Data:
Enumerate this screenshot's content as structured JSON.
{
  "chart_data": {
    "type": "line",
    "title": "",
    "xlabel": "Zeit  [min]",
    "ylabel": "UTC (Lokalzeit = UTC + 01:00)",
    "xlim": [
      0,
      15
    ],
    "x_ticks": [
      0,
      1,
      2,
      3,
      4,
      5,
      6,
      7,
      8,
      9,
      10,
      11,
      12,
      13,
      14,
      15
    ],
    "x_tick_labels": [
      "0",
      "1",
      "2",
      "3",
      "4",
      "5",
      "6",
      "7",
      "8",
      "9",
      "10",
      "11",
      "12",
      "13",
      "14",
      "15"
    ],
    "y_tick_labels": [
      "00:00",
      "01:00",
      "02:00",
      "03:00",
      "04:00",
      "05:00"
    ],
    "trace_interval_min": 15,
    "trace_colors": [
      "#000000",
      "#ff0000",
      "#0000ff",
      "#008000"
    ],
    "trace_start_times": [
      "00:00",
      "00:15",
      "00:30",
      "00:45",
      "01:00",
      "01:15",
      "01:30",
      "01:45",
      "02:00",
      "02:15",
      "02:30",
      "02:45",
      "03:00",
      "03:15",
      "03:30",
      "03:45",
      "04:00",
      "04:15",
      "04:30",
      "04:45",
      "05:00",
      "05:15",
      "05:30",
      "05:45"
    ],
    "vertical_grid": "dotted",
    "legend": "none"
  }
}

What you will do: Give the entries once more, exactly as they appear.

Result below:
Enumerate this screenshot's content as structured JSON.
{
  "chart_data": {
    "type": "line",
    "title": "",
    "xlabel": "Zeit  [min]",
    "ylabel": "UTC (Lokalzeit = UTC + 01:00)",
    "xlim": [
      0,
      15
    ],
    "x_ticks": [
      0,
      1,
      2,
      3,
      4,
      5,
      6,
      7,
      8,
      9,
      10,
      11,
      12,
      13,
      14,
      15
    ],
    "x_tick_labels": [
      "0",
      "1",
      "2",
      "3",
      "4",
      "5",
      "6",
      "7",
      "8",
      "9",
      "10",
      "11",
      "12",
      "13",
      "14",
      "15"
    ],
    "y_tick_labels": [
      "00:00",
      "01:00",
      "02:00",
      "03:00",
      "04:00",
      "05:00"
    ],
    "trace_interval_min": 15,
    "trace_colors": [
      "#000000",
      "#ff0000",
      "#0000ff",
      "#008000"
    ],
    "trace_start_times": [
      "00:00",
      "00:15",
      "00:30",
      "00:45",
      "01:00",
      "01:15",
      "01:30",
      "01:45",
      "02:00",
      "02:15",
      "02:30",
      "02:45",
      "03:00",
      "03:15",
      "03:30",
      "03:45",
      "04:00",
      "04:15",
      "04:30",
      "04:45",
      "05:00",
      "05:15",
      "05:30",
      "05:45"
    ],
    "vertical_grid": "dotted",
    "legend": "none"
  }
}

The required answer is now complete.